-- WORK TO BE COMPLETED --
How many lines of the entries below include the word "المهندس"? Answer with the number alone.

A run of records
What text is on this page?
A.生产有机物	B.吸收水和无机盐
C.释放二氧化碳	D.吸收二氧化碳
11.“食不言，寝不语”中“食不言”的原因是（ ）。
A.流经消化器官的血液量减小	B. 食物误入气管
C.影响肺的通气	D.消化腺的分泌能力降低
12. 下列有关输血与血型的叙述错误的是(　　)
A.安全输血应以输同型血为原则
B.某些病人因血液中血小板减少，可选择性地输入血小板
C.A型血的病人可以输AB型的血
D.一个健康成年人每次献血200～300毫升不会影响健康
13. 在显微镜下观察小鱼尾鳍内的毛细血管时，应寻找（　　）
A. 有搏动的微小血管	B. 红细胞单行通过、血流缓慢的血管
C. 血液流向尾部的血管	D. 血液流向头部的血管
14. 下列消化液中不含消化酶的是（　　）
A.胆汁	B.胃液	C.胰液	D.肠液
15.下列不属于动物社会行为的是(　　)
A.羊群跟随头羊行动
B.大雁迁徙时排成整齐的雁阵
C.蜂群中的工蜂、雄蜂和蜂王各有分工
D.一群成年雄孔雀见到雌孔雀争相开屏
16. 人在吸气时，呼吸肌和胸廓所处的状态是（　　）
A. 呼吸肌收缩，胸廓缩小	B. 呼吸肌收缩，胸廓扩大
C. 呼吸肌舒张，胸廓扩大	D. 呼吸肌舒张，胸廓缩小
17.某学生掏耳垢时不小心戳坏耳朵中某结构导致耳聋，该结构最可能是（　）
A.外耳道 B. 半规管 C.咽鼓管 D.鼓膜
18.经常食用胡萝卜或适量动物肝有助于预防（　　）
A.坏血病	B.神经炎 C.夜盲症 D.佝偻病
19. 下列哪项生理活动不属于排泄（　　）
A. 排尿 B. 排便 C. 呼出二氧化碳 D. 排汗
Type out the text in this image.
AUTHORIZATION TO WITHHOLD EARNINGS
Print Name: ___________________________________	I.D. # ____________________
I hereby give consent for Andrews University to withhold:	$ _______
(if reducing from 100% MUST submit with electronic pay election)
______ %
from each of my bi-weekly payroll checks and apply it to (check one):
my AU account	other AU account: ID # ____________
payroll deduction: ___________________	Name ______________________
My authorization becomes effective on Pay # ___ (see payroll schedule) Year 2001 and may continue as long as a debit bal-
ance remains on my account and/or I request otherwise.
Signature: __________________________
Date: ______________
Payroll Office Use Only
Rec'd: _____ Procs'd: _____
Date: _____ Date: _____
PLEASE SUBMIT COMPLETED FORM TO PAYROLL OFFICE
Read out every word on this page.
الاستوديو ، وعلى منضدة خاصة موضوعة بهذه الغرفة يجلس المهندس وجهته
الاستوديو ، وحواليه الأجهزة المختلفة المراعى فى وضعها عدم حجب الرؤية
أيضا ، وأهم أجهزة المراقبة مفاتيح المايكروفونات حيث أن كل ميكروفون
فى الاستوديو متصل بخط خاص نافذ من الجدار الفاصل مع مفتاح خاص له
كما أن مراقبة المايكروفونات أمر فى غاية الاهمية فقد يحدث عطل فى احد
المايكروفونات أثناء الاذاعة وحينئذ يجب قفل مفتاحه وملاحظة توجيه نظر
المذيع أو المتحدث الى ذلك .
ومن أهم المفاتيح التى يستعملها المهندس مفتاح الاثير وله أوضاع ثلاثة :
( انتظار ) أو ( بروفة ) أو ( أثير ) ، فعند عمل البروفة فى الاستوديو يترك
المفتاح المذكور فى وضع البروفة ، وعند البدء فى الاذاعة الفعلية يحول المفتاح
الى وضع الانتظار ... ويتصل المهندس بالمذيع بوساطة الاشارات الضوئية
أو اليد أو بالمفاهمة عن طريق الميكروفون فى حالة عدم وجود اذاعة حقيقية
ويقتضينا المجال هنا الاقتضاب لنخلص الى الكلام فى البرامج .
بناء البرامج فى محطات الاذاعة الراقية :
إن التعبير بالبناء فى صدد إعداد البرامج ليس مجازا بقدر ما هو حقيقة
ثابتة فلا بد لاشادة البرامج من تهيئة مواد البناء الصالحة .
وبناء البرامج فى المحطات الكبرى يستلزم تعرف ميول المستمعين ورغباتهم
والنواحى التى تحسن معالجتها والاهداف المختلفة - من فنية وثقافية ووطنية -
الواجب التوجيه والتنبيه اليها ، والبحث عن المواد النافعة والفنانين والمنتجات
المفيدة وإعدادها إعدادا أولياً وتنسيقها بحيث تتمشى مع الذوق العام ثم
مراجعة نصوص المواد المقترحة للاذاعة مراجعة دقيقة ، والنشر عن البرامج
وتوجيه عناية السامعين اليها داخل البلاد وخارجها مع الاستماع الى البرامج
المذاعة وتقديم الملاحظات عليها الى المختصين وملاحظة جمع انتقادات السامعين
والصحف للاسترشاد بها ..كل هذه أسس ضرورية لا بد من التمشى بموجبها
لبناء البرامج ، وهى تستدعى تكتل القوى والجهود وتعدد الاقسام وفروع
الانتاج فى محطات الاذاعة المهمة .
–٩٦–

-- FINAL RESULT --
3